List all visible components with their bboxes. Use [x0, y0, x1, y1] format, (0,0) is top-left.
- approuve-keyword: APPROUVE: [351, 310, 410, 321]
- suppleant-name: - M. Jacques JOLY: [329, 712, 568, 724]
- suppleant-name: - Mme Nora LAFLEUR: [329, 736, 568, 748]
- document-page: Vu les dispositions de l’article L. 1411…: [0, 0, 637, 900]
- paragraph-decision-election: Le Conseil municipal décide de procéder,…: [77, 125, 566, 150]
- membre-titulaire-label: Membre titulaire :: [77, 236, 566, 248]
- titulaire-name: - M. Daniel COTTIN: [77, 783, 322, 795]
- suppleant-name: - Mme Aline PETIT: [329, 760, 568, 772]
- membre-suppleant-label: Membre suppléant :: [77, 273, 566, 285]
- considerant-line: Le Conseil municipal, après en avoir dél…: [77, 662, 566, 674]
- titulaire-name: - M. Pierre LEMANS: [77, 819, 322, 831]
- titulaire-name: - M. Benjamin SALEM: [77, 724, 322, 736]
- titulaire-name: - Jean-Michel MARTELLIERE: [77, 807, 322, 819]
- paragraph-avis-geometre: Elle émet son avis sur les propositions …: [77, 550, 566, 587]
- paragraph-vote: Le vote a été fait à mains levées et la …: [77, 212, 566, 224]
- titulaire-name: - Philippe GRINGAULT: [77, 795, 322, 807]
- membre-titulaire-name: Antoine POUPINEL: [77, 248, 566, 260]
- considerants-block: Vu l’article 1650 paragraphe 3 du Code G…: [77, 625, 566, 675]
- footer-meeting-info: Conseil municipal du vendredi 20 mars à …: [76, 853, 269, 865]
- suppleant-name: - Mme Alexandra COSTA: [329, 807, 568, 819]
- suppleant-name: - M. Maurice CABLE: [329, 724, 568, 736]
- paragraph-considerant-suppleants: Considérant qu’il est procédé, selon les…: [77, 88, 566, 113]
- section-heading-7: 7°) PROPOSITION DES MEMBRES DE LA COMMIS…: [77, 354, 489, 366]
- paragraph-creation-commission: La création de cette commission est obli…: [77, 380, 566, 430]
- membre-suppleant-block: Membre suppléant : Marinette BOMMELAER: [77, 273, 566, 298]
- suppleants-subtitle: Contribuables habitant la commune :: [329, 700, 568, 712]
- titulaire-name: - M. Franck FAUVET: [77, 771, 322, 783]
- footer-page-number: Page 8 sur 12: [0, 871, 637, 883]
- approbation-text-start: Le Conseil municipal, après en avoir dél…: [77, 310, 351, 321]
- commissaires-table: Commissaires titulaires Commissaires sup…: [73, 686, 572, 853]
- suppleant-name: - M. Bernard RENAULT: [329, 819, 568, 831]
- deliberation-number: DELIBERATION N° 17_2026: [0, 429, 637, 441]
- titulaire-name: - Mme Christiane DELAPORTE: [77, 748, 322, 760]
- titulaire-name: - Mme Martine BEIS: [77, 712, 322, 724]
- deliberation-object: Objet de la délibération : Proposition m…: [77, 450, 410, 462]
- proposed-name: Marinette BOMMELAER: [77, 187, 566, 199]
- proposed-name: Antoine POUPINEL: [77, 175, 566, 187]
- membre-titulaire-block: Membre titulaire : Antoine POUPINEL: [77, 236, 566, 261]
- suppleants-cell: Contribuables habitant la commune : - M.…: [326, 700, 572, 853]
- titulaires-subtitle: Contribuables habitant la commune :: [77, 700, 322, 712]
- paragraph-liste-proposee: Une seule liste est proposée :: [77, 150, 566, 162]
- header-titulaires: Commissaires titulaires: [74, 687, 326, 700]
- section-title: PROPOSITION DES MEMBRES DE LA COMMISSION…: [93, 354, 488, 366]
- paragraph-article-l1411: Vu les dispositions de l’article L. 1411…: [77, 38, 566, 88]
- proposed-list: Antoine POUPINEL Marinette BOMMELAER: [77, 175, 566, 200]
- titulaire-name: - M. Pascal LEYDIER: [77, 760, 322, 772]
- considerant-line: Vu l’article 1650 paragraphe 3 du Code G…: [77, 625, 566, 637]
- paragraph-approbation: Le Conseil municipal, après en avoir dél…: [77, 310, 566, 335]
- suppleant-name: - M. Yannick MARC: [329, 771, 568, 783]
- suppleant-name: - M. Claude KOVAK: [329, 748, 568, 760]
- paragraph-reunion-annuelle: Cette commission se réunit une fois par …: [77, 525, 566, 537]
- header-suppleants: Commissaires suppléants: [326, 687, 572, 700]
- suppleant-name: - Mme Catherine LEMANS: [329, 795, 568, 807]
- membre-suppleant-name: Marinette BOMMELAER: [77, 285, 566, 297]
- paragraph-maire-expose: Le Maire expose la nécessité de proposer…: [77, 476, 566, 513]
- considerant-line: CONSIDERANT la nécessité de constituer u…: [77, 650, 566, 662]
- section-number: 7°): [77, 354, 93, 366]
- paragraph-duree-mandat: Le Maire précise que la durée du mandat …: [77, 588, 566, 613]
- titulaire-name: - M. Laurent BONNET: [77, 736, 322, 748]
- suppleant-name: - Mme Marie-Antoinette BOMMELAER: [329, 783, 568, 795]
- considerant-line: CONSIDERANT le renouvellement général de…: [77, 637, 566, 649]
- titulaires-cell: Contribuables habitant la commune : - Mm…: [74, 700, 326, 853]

= Directions =
Edit the records above so that every "considerant-line" becomes "recital-line", and keep everything else the same.

= Complete output =
List all visible components with their bboxes. Use [x0, y0, x1, y1] format, (0,0) is top-left.
- approuve-keyword: APPROUVE: [351, 310, 410, 321]
- suppleant-name: - M. Jacques JOLY: [329, 712, 568, 724]
- suppleant-name: - Mme Nora LAFLEUR: [329, 736, 568, 748]
- document-page: Vu les dispositions de l’article L. 1411…: [0, 0, 637, 900]
- paragraph-decision-election: Le Conseil municipal décide de procéder,…: [77, 125, 566, 150]
- membre-titulaire-label: Membre titulaire :: [77, 236, 566, 248]
- titulaire-name: - M. Daniel COTTIN: [77, 783, 322, 795]
- suppleant-name: - Mme Aline PETIT: [329, 760, 568, 772]
- membre-suppleant-label: Membre suppléant :: [77, 273, 566, 285]
- recital-line: Le Conseil municipal, après en avoir dél…: [77, 662, 566, 674]
- titulaire-name: - M. Pierre LEMANS: [77, 819, 322, 831]
- titulaire-name: - M. Benjamin SALEM: [77, 724, 322, 736]
- titulaire-name: - Jean-Michel MARTELLIERE: [77, 807, 322, 819]
- paragraph-avis-geometre: Elle émet son avis sur les propositions …: [77, 550, 566, 587]
- paragraph-vote: Le vote a été fait à mains levées et la …: [77, 212, 566, 224]
- titulaire-name: - Philippe GRINGAULT: [77, 795, 322, 807]
- membre-titulaire-name: Antoine POUPINEL: [77, 248, 566, 260]
- considerants-block: Vu l’article 1650 paragraphe 3 du Code G…: [77, 625, 566, 675]
- footer-meeting-info: Conseil municipal du vendredi 20 mars à …: [76, 853, 269, 865]
- suppleant-name: - Mme Alexandra COSTA: [329, 807, 568, 819]
- suppleant-name: - M. Maurice CABLE: [329, 724, 568, 736]
- paragraph-considerant-suppleants: Considérant qu’il est procédé, selon les…: [77, 88, 566, 113]
- section-heading-7: 7°) PROPOSITION DES MEMBRES DE LA COMMIS…: [77, 354, 489, 366]
- paragraph-creation-commission: La création de cette commission est obli…: [77, 380, 566, 430]
- membre-suppleant-block: Membre suppléant : Marinette BOMMELAER: [77, 273, 566, 298]
- suppleants-subtitle: Contribuables habitant la commune :: [329, 700, 568, 712]
- titulaire-name: - M. Franck FAUVET: [77, 771, 322, 783]
- footer-page-number: Page 8 sur 12: [0, 871, 637, 883]
- approbation-text-start: Le Conseil municipal, après en avoir dél…: [77, 310, 351, 321]
- commissaires-table: Commissaires titulaires Commissaires sup…: [73, 686, 572, 853]
- suppleant-name: - M. Bernard RENAULT: [329, 819, 568, 831]
- deliberation-number: DELIBERATION N° 17_2026: [0, 429, 637, 441]
- titulaire-name: - Mme Christiane DELAPORTE: [77, 748, 322, 760]
- titulaire-name: - Mme Martine BEIS: [77, 712, 322, 724]
- deliberation-object: Objet de la délibération : Proposition m…: [77, 450, 410, 462]
- proposed-name: Marinette BOMMELAER: [77, 187, 566, 199]
- proposed-name: Antoine POUPINEL: [77, 175, 566, 187]
- membre-titulaire-block: Membre titulaire : Antoine POUPINEL: [77, 236, 566, 261]
- suppleants-cell: Contribuables habitant la commune : - M.…: [326, 700, 572, 853]
- titulaires-subtitle: Contribuables habitant la commune :: [77, 700, 322, 712]
- paragraph-liste-proposee: Une seule liste est proposée :: [77, 150, 566, 162]
- header-titulaires: Commissaires titulaires: [74, 687, 326, 700]
- section-title: PROPOSITION DES MEMBRES DE LA COMMISSION…: [93, 354, 488, 366]
- paragraph-article-l1411: Vu les dispositions de l’article L. 1411…: [77, 38, 566, 88]
- proposed-list: Antoine POUPINEL Marinette BOMMELAER: [77, 175, 566, 200]
- titulaire-name: - M. Pascal LEYDIER: [77, 760, 322, 772]
- recital-line: Vu l’article 1650 paragraphe 3 du Code G…: [77, 625, 566, 637]
- paragraph-approbation: Le Conseil municipal, après en avoir dél…: [77, 310, 566, 335]
- suppleant-name: - M. Yannick MARC: [329, 771, 568, 783]
- suppleant-name: - M. Claude KOVAK: [329, 748, 568, 760]
- paragraph-reunion-annuelle: Cette commission se réunit une fois par …: [77, 525, 566, 537]
- header-suppleants: Commissaires suppléants: [326, 687, 572, 700]
- suppleant-name: - Mme Catherine LEMANS: [329, 795, 568, 807]
- membre-suppleant-name: Marinette BOMMELAER: [77, 285, 566, 297]
- paragraph-maire-expose: Le Maire expose la nécessité de proposer…: [77, 476, 566, 513]
- recital-line: CONSIDERANT la nécessité de constituer u…: [77, 650, 566, 662]
- section-number: 7°): [77, 354, 93, 366]
- paragraph-duree-mandat: Le Maire précise que la durée du mandat …: [77, 588, 566, 613]
- titulaire-name: - M. Laurent BONNET: [77, 736, 322, 748]
- suppleant-name: - Mme Marie-Antoinette BOMMELAER: [329, 783, 568, 795]
- recital-line: CONSIDERANT le renouvellement général de…: [77, 637, 566, 649]
- titulaires-cell: Contribuables habitant la commune : - Mm…: [74, 700, 326, 853]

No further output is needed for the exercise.